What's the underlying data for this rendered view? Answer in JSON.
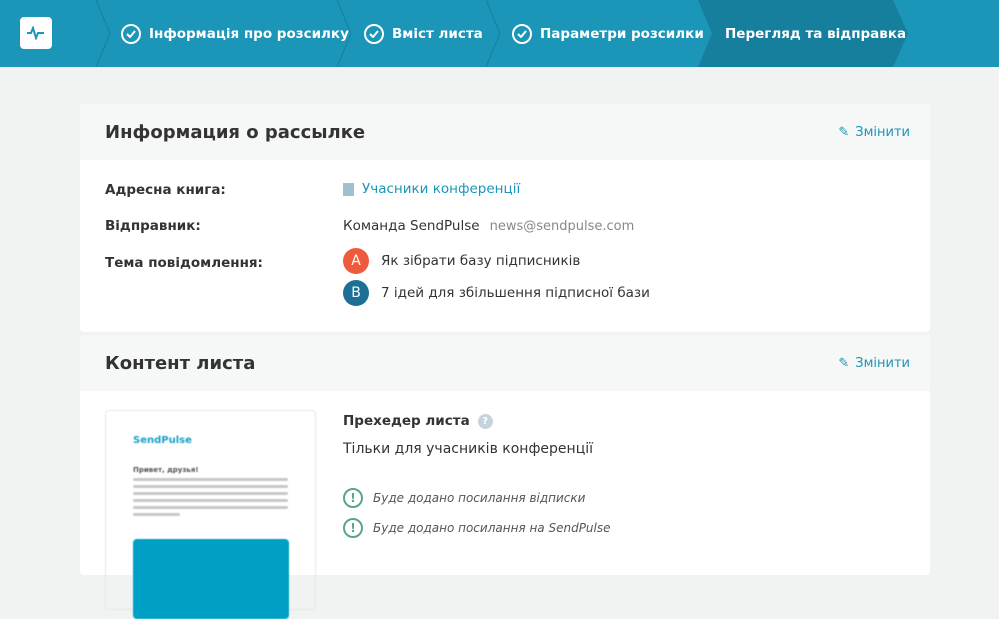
{
  "steps": [
    "Інформація про розсилку",
    "Вміст листа",
    "Параметри розсилки",
    "Перегляд та відправка"
  ],
  "info": {
    "title": "Информация о рассылке",
    "edit": "Змінити",
    "address_book_label": "Адресна книга:",
    "address_book": "Учасники конференції",
    "sender_label": "Відправник:",
    "sender_name": "Команда SendPulse",
    "sender_email": "news@sendpulse.com",
    "subject_label": "Тема повідомлення:",
    "subject_a": "Як зібрати базу підписників",
    "subject_b": "7 ідей для збільшення підписної бази",
    "badge_a": "A",
    "badge_b": "B",
    "badge_a_color": "#f05a3c",
    "badge_b_color": "#1d6f96"
  },
  "content": {
    "title": "Контент листа",
    "edit": "Змінити",
    "preheader_label": "Прехедер листа",
    "preheader": "Тільки для учасників конференції",
    "notice_unsub": "Буде додано посилання відписки",
    "notice_sp": "Буде додано посилання на SendPulse",
    "preview_logo": "SendPulse",
    "preview_heading": "Привет, друзья!"
  }
}
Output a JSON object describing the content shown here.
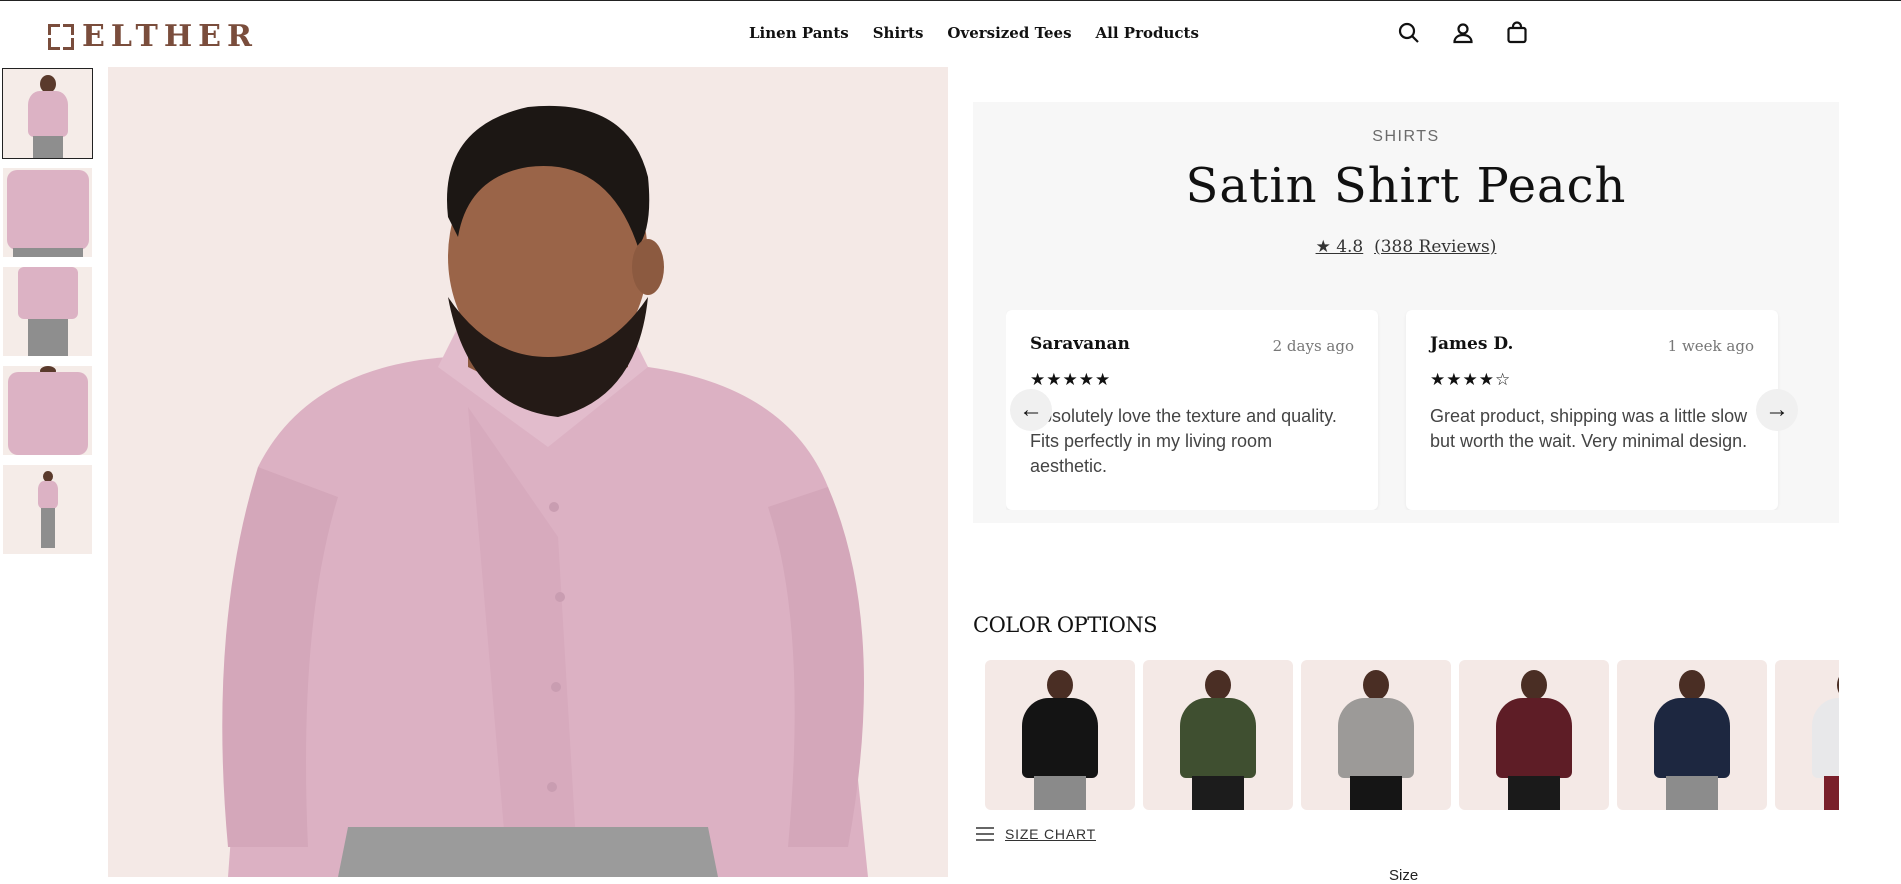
{
  "brand": {
    "name": "ELTHER",
    "logo_color": "#7a4d3c"
  },
  "nav": {
    "items": [
      "Linen Pants",
      "Shirts",
      "Oversized Tees",
      "All Products"
    ]
  },
  "header_icons": [
    "search-icon",
    "account-icon",
    "bag-icon"
  ],
  "gallery": {
    "thumbnails": [
      "front-view",
      "close-up",
      "side-view",
      "detail-view",
      "full-length-view"
    ],
    "active_index": 0
  },
  "product": {
    "category": "SHIRTS",
    "title": "Satin Shirt Peach",
    "rating_text": "★ 4.8",
    "reviews_text": "(388 Reviews)"
  },
  "reviews": [
    {
      "name": "Saravanan",
      "date": "2 days ago",
      "stars": "★★★★★",
      "text": "Absolutely love the texture and quality. Fits perfectly in my living room aesthetic."
    },
    {
      "name": "James D.",
      "date": "1 week ago",
      "stars": "★★★★☆",
      "text": "Great product, shipping was a little slow but worth the wait. Very minimal design."
    }
  ],
  "carousel": {
    "prev_label": "←",
    "next_label": "→"
  },
  "color_options": {
    "heading": "COLOR OPTIONS",
    "swatches": [
      {
        "shirt": "#141414",
        "pants": "#8a8a8a"
      },
      {
        "shirt": "#3f4f30",
        "pants": "#1c1c1c"
      },
      {
        "shirt": "#9c9a98",
        "pants": "#151515"
      },
      {
        "shirt": "#5e1d26",
        "pants": "#1a1a1a"
      },
      {
        "shirt": "#1d2740",
        "pants": "#8c8c8c"
      },
      {
        "shirt": "#e8e8ea",
        "pants": "#7a1f2a"
      }
    ]
  },
  "size_chart": {
    "label": "SIZE CHART"
  },
  "size_label": "Size"
}
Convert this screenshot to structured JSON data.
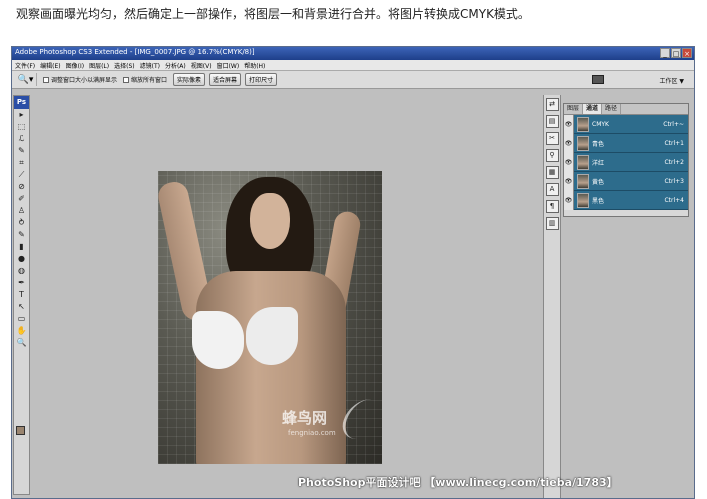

SHORT EXERCISE
Verbatim reproduction of every record is required; images are left out.

EXERCISE RESULT
What's the underlying data for this rendered view? Answer in JSON.
{
  "steps": [
    "Інформація про розсилку",
    "Вміст листа",
    "Параметри розсилки",
    "Перегляд та відправка"
  ],
  "info": {
    "title": "Информация о рассылке",
    "edit": "Змінити",
    "address_book_label": "Адресна книга:",
    "address_book": "Учасники конференції",
    "sender_label": "Відправник:",
    "sender_name": "Команда SendPulse",
    "sender_email": "news@sendpulse.com",
    "subject_label": "Тема повідомлення:",
    "subject_a": "Як зібрати базу підписників",
    "subject_b": "7 ідей для збільшення підписної бази",
    "badge_a": "A",
    "badge_b": "B",
    "badge_a_color": "#f05a3c",
    "badge_b_color": "#1d6f96"
  },
  "content": {
    "title": "Контент листа",
    "edit": "Змінити",
    "preheader_label": "Прехедер листа",
    "preheader": "Тільки для учасників конференції",
    "notice_unsub": "Буде додано посилання відписки",
    "notice_sp": "Буде додано посилання на SendPulse",
    "preview_logo": "SendPulse",
    "preview_heading": "Привет, друзья!"
  }
}
Output a JSON object describing the content shown here.
{
  "brand": {
    "name": "ELTHER",
    "logo_color": "#7a4d3c"
  },
  "nav": {
    "items": [
      "Linen Pants",
      "Shirts",
      "Oversized Tees",
      "All Products"
    ]
  },
  "header_icons": [
    "search-icon",
    "account-icon",
    "bag-icon"
  ],
  "gallery": {
    "thumbnails": [
      "front-view",
      "close-up",
      "side-view",
      "detail-view",
      "full-length-view"
    ],
    "active_index": 0
  },
  "product": {
    "category": "SHIRTS",
    "title": "Satin Shirt Peach",
    "rating_text": "★ 4.8",
    "reviews_text": "(388 Reviews)"
  },
  "reviews": [
    {
      "name": "Saravanan",
      "date": "2 days ago",
      "stars": "★★★★★",
      "text": "Absolutely love the texture and quality. Fits perfectly in my living room aesthetic."
    },
    {
      "name": "James D.",
      "date": "1 week ago",
      "stars": "★★★★☆",
      "text": "Great product, shipping was a little slow but worth the wait. Very minimal design."
    }
  ],
  "carousel": {
    "prev_label": "←",
    "next_label": "→"
  },
  "color_options": {
    "heading": "COLOR OPTIONS",
    "swatches": [
      {
        "shirt": "#141414",
        "pants": "#8a8a8a"
      },
      {
        "shirt": "#3f4f30",
        "pants": "#1c1c1c"
      },
      {
        "shirt": "#9c9a98",
        "pants": "#151515"
      },
      {
        "shirt": "#5e1d26",
        "pants": "#1a1a1a"
      },
      {
        "shirt": "#1d2740",
        "pants": "#8c8c8c"
      },
      {
        "shirt": "#e8e8ea",
        "pants": "#7a1f2a"
      }
    ]
  },
  "size_chart": {
    "label": "SIZE CHART"
  },
  "size_label": "Size"
}
Convert this screenshot to structured JSON data.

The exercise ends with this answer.